**Items from a data source**
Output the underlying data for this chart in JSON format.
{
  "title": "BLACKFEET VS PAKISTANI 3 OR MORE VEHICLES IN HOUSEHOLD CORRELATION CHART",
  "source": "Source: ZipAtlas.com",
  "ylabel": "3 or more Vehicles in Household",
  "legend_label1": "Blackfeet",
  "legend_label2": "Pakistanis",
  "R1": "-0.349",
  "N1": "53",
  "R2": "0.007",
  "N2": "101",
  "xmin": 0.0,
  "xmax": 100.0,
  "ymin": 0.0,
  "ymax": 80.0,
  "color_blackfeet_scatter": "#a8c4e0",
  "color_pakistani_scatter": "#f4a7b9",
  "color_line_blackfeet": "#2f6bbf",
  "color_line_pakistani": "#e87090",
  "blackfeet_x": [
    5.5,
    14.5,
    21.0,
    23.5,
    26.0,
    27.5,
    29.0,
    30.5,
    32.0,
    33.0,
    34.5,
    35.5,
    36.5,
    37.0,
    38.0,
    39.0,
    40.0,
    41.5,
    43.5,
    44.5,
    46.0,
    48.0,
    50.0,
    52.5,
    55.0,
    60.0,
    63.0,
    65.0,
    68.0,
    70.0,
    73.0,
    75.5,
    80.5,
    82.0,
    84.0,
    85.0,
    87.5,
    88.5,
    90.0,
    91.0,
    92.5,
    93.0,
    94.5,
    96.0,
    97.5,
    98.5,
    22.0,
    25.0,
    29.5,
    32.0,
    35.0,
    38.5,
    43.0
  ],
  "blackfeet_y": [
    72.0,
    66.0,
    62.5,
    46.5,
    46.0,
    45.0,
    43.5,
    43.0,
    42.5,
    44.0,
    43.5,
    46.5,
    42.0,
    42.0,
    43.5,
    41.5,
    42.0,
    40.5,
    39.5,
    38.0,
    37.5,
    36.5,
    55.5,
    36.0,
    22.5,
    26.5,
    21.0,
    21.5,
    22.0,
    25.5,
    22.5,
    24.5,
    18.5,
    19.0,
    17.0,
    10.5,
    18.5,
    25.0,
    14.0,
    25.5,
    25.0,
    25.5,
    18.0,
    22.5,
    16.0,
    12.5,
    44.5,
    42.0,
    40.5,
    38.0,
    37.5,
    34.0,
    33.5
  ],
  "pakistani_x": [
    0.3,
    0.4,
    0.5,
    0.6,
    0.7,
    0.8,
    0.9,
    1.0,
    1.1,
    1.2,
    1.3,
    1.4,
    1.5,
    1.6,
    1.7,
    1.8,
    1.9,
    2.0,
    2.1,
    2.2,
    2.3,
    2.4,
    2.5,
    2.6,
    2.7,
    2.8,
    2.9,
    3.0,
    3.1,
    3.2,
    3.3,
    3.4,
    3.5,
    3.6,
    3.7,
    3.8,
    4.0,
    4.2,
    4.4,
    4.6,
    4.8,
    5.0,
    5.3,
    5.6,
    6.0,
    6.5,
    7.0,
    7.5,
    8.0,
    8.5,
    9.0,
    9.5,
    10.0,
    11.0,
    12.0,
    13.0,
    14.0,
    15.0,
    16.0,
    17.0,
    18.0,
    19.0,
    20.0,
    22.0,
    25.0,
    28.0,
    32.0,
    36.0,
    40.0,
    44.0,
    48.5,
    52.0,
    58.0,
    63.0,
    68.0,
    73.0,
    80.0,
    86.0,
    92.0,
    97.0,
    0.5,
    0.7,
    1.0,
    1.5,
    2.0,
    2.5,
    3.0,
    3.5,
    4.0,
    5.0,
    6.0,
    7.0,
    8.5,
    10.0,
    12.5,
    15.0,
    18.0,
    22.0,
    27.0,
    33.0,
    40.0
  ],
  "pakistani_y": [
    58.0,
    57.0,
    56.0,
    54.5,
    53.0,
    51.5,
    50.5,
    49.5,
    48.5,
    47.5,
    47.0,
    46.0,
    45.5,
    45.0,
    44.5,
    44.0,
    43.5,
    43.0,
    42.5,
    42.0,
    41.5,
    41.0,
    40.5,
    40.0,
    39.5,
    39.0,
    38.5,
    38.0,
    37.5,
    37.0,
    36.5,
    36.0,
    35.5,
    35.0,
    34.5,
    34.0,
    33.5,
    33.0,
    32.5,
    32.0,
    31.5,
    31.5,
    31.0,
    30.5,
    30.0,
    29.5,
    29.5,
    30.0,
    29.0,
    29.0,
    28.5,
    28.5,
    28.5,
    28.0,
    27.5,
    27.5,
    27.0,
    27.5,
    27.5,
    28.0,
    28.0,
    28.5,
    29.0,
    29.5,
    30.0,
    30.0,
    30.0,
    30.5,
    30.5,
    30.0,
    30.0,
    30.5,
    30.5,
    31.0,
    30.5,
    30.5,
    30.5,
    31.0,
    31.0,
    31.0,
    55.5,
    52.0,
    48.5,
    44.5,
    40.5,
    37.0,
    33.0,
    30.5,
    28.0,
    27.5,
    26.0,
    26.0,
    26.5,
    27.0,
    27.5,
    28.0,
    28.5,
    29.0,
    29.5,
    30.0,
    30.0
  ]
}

**WHAT TO DO**
Set down every line of the listing above again, exactly as given.

**EXERCISE RESULT**
Output the underlying data for this chart in JSON format.
{
  "title": "BLACKFEET VS PAKISTANI 3 OR MORE VEHICLES IN HOUSEHOLD CORRELATION CHART",
  "source": "Source: ZipAtlas.com",
  "ylabel": "3 or more Vehicles in Household",
  "legend_label1": "Blackfeet",
  "legend_label2": "Pakistanis",
  "R1": "-0.349",
  "N1": "53",
  "R2": "0.007",
  "N2": "101",
  "xmin": 0.0,
  "xmax": 100.0,
  "ymin": 0.0,
  "ymax": 80.0,
  "color_blackfeet_scatter": "#a8c4e0",
  "color_pakistani_scatter": "#f4a7b9",
  "color_line_blackfeet": "#2f6bbf",
  "color_line_pakistani": "#e87090",
  "blackfeet_x": [
    5.5,
    14.5,
    21.0,
    23.5,
    26.0,
    27.5,
    29.0,
    30.5,
    32.0,
    33.0,
    34.5,
    35.5,
    36.5,
    37.0,
    38.0,
    39.0,
    40.0,
    41.5,
    43.5,
    44.5,
    46.0,
    48.0,
    50.0,
    52.5,
    55.0,
    60.0,
    63.0,
    65.0,
    68.0,
    70.0,
    73.0,
    75.5,
    80.5,
    82.0,
    84.0,
    85.0,
    87.5,
    88.5,
    90.0,
    91.0,
    92.5,
    93.0,
    94.5,
    96.0,
    97.5,
    98.5,
    22.0,
    25.0,
    29.5,
    32.0,
    35.0,
    38.5,
    43.0
  ],
  "blackfeet_y": [
    72.0,
    66.0,
    62.5,
    46.5,
    46.0,
    45.0,
    43.5,
    43.0,
    42.5,
    44.0,
    43.5,
    46.5,
    42.0,
    42.0,
    43.5,
    41.5,
    42.0,
    40.5,
    39.5,
    38.0,
    37.5,
    36.5,
    55.5,
    36.0,
    22.5,
    26.5,
    21.0,
    21.5,
    22.0,
    25.5,
    22.5,
    24.5,
    18.5,
    19.0,
    17.0,
    10.5,
    18.5,
    25.0,
    14.0,
    25.5,
    25.0,
    25.5,
    18.0,
    22.5,
    16.0,
    12.5,
    44.5,
    42.0,
    40.5,
    38.0,
    37.5,
    34.0,
    33.5
  ],
  "pakistani_x": [
    0.3,
    0.4,
    0.5,
    0.6,
    0.7,
    0.8,
    0.9,
    1.0,
    1.1,
    1.2,
    1.3,
    1.4,
    1.5,
    1.6,
    1.7,
    1.8,
    1.9,
    2.0,
    2.1,
    2.2,
    2.3,
    2.4,
    2.5,
    2.6,
    2.7,
    2.8,
    2.9,
    3.0,
    3.1,
    3.2,
    3.3,
    3.4,
    3.5,
    3.6,
    3.7,
    3.8,
    4.0,
    4.2,
    4.4,
    4.6,
    4.8,
    5.0,
    5.3,
    5.6,
    6.0,
    6.5,
    7.0,
    7.5,
    8.0,
    8.5,
    9.0,
    9.5,
    10.0,
    11.0,
    12.0,
    13.0,
    14.0,
    15.0,
    16.0,
    17.0,
    18.0,
    19.0,
    20.0,
    22.0,
    25.0,
    28.0,
    32.0,
    36.0,
    40.0,
    44.0,
    48.5,
    52.0,
    58.0,
    63.0,
    68.0,
    73.0,
    80.0,
    86.0,
    92.0,
    97.0,
    0.5,
    0.7,
    1.0,
    1.5,
    2.0,
    2.5,
    3.0,
    3.5,
    4.0,
    5.0,
    6.0,
    7.0,
    8.5,
    10.0,
    12.5,
    15.0,
    18.0,
    22.0,
    27.0,
    33.0,
    40.0
  ],
  "pakistani_y": [
    58.0,
    57.0,
    56.0,
    54.5,
    53.0,
    51.5,
    50.5,
    49.5,
    48.5,
    47.5,
    47.0,
    46.0,
    45.5,
    45.0,
    44.5,
    44.0,
    43.5,
    43.0,
    42.5,
    42.0,
    41.5,
    41.0,
    40.5,
    40.0,
    39.5,
    39.0,
    38.5,
    38.0,
    37.5,
    37.0,
    36.5,
    36.0,
    35.5,
    35.0,
    34.5,
    34.0,
    33.5,
    33.0,
    32.5,
    32.0,
    31.5,
    31.5,
    31.0,
    30.5,
    30.0,
    29.5,
    29.5,
    30.0,
    29.0,
    29.0,
    28.5,
    28.5,
    28.5,
    28.0,
    27.5,
    27.5,
    27.0,
    27.5,
    27.5,
    28.0,
    28.0,
    28.5,
    29.0,
    29.5,
    30.0,
    30.0,
    30.0,
    30.5,
    30.5,
    30.0,
    30.0,
    30.5,
    30.5,
    31.0,
    30.5,
    30.5,
    30.5,
    31.0,
    31.0,
    31.0,
    55.5,
    52.0,
    48.5,
    44.5,
    40.5,
    37.0,
    33.0,
    30.5,
    28.0,
    27.5,
    26.0,
    26.0,
    26.5,
    27.0,
    27.5,
    28.0,
    28.5,
    29.0,
    29.5,
    30.0,
    30.0
  ]
}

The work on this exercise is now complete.